**Exercise aim**: Collect each line of the entries that holds the string "queries".

**Excerpted records**:
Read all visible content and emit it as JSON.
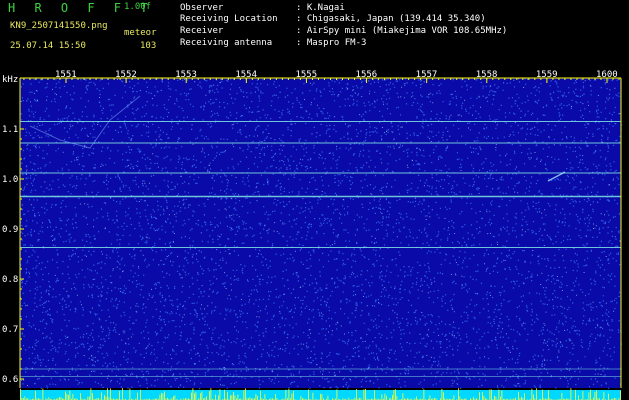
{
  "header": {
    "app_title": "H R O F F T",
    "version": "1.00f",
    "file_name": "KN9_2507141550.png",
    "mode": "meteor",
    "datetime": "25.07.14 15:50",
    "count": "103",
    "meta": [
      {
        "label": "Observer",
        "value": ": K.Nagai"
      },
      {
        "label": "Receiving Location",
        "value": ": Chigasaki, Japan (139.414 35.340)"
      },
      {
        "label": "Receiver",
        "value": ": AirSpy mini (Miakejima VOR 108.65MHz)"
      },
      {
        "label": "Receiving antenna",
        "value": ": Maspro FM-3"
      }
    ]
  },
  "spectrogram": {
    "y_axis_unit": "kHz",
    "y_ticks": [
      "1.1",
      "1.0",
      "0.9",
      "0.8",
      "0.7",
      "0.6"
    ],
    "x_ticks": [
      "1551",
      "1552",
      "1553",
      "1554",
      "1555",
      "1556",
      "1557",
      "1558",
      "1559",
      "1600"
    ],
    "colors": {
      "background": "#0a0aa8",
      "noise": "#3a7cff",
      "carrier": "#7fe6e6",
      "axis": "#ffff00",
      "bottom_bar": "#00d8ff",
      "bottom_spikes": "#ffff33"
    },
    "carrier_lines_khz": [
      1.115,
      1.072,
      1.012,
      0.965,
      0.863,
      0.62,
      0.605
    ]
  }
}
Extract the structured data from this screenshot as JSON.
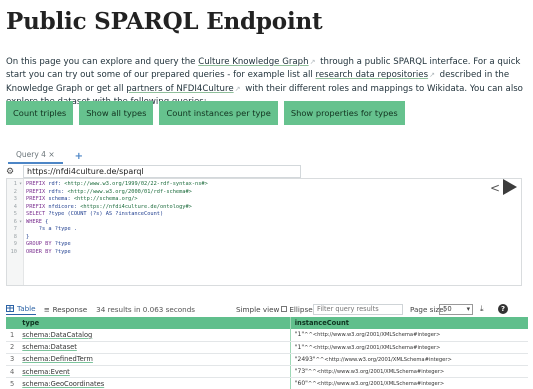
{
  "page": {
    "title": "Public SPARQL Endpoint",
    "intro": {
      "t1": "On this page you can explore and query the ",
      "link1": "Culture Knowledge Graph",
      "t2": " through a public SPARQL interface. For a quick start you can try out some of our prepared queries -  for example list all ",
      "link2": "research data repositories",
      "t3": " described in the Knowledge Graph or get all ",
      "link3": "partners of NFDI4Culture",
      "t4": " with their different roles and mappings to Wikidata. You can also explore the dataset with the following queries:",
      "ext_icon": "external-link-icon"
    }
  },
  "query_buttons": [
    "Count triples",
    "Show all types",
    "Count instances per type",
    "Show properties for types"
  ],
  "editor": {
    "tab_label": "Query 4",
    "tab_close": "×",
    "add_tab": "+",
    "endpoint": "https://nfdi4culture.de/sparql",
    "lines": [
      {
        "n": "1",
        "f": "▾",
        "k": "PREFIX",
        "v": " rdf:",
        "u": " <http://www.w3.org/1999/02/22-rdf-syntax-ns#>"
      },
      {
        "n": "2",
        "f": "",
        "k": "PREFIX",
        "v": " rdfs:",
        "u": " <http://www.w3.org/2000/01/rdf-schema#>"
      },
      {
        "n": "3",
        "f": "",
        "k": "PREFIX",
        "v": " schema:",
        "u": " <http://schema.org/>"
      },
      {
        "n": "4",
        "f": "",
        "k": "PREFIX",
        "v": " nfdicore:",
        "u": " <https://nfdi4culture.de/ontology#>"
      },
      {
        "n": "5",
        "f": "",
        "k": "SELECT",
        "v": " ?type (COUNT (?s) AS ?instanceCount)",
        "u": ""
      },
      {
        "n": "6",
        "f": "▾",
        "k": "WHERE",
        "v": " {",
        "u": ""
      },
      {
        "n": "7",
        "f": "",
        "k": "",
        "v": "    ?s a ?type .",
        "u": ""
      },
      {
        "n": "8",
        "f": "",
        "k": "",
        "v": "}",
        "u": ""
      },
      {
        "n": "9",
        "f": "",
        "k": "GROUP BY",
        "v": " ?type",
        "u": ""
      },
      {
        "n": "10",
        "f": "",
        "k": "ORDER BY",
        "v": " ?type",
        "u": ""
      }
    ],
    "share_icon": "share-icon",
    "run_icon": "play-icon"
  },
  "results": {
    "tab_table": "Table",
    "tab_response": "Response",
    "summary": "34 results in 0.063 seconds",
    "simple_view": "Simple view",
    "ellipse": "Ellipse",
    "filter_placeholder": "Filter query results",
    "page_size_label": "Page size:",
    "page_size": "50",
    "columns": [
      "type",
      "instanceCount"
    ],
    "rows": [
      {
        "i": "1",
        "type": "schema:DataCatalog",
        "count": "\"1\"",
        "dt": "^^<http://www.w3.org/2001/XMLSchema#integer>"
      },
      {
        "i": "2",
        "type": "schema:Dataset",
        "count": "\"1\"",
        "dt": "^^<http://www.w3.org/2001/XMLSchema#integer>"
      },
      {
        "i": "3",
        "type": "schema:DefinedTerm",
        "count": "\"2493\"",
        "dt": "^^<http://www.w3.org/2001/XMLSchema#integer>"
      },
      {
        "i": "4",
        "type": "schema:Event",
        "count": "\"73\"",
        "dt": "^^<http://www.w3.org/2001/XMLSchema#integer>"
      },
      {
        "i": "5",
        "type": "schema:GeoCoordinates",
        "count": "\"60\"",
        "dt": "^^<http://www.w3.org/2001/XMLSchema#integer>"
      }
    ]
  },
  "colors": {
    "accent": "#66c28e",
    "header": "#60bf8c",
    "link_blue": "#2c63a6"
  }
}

**Completed task**:
      "t2": " through a public SPARQL interface. For a quick start you can try out some of our prepared queries -  for example list all ",
      "t4": " with their different roles and mappings to Wikidata. You can also explore the dataset with the following queries:",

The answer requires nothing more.